Stored records:
::::::::::
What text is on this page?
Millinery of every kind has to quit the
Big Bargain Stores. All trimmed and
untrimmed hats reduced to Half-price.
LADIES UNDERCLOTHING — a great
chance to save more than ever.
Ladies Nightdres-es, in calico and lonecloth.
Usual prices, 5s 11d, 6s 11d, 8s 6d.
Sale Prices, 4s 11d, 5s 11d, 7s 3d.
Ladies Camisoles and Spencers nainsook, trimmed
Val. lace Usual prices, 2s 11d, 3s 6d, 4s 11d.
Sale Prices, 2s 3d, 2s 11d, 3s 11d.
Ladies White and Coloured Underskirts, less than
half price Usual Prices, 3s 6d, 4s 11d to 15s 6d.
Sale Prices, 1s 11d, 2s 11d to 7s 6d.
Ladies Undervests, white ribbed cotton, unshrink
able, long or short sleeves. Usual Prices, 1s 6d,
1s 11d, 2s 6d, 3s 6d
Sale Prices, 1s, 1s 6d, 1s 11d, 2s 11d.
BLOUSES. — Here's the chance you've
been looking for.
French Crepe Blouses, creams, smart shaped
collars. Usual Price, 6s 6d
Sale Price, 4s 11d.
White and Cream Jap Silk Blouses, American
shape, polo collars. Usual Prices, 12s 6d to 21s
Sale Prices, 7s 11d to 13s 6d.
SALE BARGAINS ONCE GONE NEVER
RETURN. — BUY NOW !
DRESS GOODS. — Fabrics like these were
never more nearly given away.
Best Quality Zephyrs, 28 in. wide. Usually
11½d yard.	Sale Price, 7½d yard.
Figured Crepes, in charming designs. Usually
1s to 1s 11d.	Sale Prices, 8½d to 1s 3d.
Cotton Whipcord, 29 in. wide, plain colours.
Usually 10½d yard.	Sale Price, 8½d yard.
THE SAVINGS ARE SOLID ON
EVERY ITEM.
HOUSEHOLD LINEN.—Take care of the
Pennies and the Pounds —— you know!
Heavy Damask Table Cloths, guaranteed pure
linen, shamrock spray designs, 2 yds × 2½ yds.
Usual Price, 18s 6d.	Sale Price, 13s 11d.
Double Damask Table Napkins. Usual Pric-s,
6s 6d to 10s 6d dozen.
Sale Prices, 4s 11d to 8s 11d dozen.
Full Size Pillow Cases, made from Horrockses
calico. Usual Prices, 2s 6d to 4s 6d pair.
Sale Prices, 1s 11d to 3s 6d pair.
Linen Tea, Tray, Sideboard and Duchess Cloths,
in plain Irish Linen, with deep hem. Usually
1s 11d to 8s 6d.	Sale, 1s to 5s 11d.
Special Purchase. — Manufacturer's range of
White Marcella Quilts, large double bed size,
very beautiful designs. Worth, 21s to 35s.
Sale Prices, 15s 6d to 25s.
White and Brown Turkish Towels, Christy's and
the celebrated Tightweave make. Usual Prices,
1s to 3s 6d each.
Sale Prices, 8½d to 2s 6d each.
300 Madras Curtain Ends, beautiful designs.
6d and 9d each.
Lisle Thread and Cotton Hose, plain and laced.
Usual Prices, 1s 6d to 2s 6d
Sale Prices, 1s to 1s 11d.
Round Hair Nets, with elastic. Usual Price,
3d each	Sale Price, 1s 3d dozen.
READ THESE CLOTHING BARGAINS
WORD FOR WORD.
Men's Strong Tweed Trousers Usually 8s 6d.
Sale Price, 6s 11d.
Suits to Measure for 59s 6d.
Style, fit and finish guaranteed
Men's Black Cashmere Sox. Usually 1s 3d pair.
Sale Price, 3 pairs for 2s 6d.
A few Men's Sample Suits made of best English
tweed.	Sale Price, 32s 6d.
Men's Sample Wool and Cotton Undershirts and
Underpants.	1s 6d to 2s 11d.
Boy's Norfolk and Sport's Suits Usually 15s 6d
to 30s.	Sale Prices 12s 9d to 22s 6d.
::::::::::
WHAT TO PRODUCE: Pick out every line of the listing containing the word "Sample", and show those lines.

SOLUTION TO THIS PROBLEM:
A few Men's Sample Suits made of best English
Men's Sample Wool and Cotton Undershirts and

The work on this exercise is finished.